▶ _Task objective_:
Isolate every line in the data with the string "Field" and copy it.

Saved entries

----

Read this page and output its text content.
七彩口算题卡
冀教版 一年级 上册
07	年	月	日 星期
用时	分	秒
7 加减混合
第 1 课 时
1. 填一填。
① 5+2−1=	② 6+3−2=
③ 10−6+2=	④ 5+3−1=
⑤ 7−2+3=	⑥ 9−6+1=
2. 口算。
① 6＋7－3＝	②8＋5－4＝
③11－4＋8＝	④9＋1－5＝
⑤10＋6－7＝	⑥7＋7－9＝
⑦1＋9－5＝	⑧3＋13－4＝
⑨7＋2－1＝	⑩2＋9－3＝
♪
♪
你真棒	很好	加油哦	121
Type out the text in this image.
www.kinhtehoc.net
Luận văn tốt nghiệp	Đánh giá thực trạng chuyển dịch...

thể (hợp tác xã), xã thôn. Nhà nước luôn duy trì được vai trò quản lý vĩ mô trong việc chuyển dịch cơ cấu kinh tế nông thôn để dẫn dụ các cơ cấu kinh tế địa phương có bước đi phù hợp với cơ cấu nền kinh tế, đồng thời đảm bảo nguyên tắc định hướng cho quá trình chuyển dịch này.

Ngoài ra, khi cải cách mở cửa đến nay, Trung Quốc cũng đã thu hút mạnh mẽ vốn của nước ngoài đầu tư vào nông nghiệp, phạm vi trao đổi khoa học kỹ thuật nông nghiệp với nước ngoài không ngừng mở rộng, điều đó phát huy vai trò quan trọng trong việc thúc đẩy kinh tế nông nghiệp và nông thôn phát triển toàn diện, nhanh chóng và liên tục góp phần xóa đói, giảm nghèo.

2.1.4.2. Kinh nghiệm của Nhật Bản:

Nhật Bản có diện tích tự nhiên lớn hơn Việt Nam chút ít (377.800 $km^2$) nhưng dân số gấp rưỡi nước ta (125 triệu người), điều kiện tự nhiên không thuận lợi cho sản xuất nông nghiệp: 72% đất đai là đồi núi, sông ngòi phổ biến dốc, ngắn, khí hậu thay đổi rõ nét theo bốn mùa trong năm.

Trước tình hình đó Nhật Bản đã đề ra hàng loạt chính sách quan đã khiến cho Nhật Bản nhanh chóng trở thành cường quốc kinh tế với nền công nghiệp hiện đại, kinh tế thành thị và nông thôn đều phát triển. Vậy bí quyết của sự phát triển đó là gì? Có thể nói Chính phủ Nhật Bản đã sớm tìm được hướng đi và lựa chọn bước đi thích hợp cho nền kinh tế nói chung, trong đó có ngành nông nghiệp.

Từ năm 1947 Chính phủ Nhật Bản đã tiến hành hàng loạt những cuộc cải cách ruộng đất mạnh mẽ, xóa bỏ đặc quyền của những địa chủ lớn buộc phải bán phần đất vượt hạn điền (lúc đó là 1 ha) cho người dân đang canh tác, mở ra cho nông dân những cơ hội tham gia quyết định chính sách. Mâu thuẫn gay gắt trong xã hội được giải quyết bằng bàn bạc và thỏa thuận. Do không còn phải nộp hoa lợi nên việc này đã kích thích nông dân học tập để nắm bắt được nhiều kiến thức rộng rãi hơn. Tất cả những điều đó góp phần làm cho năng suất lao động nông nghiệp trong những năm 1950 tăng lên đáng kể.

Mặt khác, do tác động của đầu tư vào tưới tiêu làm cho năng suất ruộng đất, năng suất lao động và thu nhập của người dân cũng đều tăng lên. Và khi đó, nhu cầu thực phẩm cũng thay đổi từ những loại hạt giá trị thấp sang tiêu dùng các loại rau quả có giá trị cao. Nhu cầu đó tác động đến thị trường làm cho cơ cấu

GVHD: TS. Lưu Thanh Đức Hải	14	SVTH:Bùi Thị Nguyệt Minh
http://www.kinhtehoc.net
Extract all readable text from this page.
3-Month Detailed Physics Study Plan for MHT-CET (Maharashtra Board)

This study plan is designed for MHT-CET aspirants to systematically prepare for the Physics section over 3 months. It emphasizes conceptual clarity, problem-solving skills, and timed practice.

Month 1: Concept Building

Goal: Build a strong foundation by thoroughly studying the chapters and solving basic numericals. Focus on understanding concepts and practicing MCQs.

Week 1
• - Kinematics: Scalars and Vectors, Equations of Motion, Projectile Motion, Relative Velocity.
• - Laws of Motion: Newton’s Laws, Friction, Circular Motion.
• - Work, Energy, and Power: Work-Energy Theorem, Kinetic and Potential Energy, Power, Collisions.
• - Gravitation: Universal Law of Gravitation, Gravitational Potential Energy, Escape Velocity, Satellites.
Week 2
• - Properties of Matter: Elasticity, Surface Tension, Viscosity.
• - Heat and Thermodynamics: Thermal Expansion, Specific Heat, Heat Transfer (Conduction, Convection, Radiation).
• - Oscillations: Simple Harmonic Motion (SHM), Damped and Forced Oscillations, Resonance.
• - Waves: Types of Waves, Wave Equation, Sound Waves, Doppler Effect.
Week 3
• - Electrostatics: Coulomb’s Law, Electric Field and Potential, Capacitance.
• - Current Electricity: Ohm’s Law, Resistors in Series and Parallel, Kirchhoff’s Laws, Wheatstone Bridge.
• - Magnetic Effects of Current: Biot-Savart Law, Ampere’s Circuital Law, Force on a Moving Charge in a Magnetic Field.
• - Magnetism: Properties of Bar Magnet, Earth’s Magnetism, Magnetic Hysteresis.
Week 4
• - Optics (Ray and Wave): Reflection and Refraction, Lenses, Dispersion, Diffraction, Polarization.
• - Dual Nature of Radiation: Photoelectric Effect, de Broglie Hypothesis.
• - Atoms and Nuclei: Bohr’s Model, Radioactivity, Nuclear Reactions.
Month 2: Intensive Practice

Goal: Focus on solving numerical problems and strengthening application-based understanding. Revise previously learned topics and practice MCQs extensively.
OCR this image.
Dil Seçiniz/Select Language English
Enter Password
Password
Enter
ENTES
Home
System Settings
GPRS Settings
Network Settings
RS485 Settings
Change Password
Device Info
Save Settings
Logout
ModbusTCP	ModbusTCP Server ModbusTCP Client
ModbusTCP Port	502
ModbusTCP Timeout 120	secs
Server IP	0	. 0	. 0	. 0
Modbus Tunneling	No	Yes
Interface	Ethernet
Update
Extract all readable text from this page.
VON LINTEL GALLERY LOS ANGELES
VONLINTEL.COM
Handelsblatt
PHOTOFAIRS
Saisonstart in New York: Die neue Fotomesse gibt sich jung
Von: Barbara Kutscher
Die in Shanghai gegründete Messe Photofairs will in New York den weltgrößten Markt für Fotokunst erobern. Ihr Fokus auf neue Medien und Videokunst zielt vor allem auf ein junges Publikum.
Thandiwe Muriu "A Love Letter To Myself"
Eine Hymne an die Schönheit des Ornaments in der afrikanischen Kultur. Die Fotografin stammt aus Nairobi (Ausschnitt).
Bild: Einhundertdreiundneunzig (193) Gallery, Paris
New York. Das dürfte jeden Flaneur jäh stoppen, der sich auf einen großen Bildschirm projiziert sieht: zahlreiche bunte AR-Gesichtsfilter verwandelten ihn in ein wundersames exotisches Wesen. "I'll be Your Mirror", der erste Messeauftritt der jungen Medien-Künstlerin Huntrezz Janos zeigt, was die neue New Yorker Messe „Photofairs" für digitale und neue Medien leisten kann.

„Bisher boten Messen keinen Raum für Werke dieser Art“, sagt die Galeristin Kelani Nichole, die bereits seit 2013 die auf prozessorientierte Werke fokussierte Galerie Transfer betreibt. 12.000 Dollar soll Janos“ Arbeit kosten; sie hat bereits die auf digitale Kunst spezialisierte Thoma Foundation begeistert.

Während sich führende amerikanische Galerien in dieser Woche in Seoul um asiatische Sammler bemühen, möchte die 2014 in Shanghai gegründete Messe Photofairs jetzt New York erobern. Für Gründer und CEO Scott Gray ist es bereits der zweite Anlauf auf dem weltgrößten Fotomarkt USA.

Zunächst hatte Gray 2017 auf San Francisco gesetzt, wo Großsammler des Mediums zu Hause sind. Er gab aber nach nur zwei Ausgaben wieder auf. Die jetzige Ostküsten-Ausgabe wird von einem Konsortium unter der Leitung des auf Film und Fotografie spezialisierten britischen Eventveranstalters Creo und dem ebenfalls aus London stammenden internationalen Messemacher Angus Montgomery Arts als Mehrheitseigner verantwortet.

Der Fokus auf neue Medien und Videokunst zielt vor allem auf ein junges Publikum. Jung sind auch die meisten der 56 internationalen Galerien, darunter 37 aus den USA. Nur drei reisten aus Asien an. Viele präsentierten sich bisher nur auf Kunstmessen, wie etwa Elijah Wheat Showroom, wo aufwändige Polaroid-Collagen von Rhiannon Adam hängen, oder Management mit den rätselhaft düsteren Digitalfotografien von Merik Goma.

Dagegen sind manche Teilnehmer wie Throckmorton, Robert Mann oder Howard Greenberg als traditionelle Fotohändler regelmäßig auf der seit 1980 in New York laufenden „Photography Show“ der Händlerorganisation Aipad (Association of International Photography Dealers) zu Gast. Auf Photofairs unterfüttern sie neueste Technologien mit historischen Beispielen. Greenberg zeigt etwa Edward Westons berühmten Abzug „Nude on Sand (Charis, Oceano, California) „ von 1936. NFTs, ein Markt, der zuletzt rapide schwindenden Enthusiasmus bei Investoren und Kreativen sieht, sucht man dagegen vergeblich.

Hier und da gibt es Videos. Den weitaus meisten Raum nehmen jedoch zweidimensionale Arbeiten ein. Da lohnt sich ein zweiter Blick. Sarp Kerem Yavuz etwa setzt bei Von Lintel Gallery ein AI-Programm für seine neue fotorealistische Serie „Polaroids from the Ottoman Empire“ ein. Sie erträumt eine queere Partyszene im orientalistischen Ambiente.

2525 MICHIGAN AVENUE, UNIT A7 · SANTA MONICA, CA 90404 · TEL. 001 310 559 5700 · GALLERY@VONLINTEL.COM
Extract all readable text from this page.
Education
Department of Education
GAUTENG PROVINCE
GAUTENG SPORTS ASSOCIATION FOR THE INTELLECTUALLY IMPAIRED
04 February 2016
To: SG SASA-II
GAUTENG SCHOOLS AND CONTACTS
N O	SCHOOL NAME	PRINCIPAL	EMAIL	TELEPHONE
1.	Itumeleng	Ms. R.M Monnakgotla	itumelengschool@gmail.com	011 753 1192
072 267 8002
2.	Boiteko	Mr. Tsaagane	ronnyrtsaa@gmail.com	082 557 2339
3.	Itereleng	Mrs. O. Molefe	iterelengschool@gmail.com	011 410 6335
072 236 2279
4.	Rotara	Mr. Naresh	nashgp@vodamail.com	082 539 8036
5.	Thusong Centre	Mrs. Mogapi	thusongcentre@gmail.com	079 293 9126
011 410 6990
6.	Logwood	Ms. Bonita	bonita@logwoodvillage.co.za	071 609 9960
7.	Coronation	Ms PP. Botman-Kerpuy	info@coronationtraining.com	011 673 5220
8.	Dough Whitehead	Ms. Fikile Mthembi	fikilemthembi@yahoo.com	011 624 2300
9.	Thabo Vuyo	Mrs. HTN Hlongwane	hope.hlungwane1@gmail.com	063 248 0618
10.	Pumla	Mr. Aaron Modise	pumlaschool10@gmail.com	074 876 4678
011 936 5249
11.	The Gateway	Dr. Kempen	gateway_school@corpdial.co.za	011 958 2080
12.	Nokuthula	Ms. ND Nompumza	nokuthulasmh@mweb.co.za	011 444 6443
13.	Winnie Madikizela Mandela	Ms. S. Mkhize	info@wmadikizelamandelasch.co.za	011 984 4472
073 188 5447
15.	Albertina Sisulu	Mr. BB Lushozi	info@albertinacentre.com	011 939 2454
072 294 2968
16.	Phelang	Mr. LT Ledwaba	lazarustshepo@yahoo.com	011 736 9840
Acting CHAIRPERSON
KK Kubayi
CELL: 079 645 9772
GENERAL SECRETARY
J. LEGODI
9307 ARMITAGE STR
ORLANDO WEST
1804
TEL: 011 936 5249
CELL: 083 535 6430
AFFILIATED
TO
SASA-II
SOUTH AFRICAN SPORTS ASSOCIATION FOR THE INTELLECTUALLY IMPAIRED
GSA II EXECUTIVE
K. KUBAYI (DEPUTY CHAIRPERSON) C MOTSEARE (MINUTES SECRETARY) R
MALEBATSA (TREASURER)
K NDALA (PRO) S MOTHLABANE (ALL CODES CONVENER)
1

----

▶ _Answer to the task_:
• - Electrostatics: Coulomb’s Law, Electric Field and Potential, Capacitance.
• - Magnetic Effects of Current: Biot-Savart Law, Ampere’s Circuital Law, Force on a Moving Charge in a Magnetic Field.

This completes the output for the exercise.